:: What the exercise asks ::
Pull each line containing "sistema" out of the data and copy it.

[Stored entries]

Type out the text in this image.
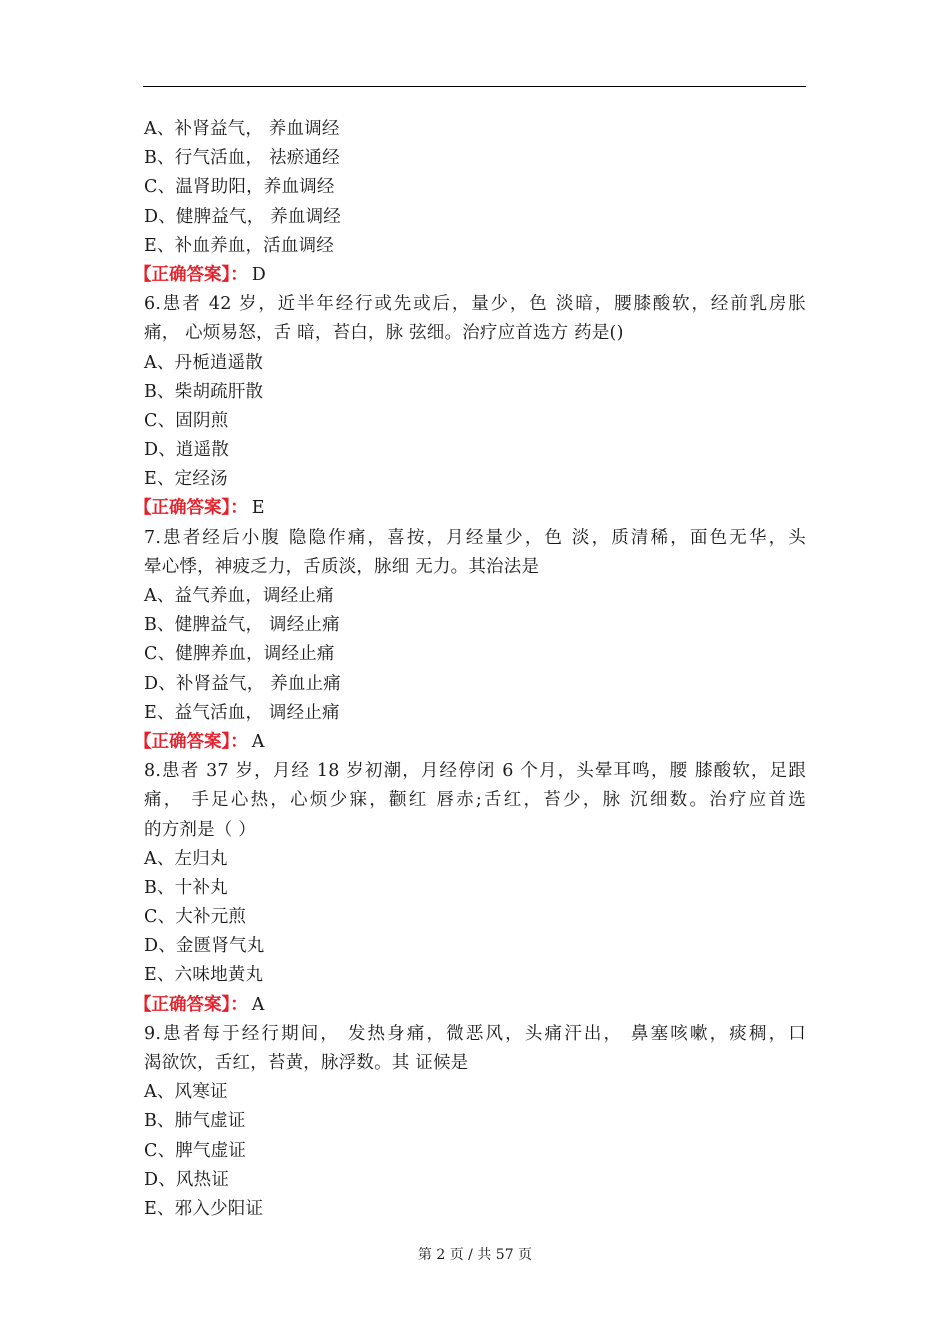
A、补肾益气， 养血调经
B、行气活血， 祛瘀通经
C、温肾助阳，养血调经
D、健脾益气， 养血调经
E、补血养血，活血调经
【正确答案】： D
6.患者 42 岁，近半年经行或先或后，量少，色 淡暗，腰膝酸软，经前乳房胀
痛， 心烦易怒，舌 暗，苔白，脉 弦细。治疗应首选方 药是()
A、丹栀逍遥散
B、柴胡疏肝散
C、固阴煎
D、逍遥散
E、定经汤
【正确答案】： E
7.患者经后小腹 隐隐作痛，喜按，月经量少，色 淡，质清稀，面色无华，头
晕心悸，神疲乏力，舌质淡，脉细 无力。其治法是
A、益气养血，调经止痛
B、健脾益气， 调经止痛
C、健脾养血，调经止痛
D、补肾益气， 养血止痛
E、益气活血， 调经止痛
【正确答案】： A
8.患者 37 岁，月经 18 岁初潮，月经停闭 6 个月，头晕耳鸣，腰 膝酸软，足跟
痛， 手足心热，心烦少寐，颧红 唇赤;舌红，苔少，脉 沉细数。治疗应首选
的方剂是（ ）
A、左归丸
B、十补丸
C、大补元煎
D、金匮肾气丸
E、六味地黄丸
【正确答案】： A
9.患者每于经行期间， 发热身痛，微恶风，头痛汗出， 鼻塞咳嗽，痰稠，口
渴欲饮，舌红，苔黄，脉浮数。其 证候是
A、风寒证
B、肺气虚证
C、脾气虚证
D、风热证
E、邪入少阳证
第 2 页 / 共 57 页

==

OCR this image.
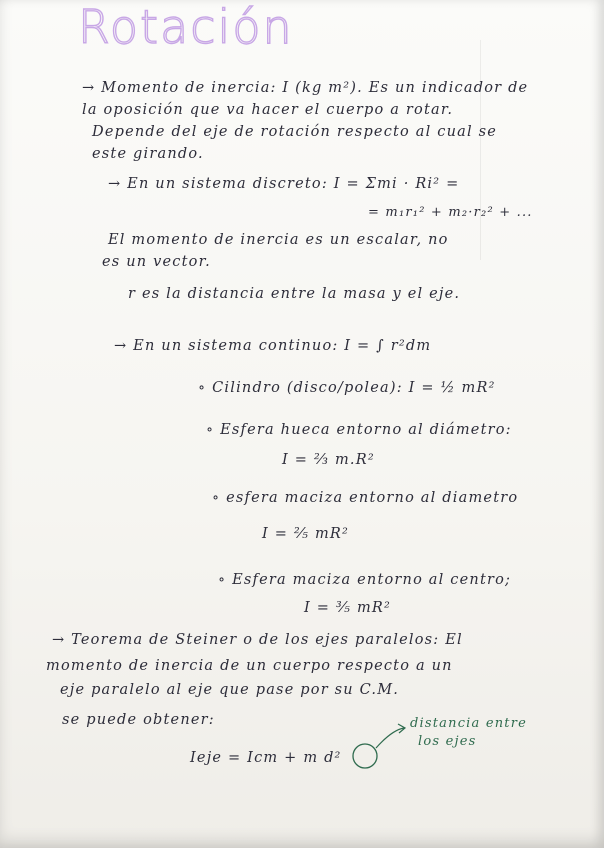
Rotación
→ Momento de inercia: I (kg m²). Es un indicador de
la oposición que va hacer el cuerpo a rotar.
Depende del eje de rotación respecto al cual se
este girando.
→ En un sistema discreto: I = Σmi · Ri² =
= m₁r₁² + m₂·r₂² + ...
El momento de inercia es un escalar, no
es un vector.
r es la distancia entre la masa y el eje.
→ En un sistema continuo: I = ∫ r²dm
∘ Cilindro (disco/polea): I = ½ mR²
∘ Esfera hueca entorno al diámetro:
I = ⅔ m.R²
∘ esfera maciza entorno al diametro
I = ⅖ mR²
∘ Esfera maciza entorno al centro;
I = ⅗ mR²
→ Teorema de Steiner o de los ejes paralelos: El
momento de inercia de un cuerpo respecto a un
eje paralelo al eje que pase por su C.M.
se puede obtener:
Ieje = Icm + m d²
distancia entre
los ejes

:: Result of the exercise ::
→ En un sistema discreto: I = Σmi · Ri² =
→ En un sistema continuo: I = ∫ r²dm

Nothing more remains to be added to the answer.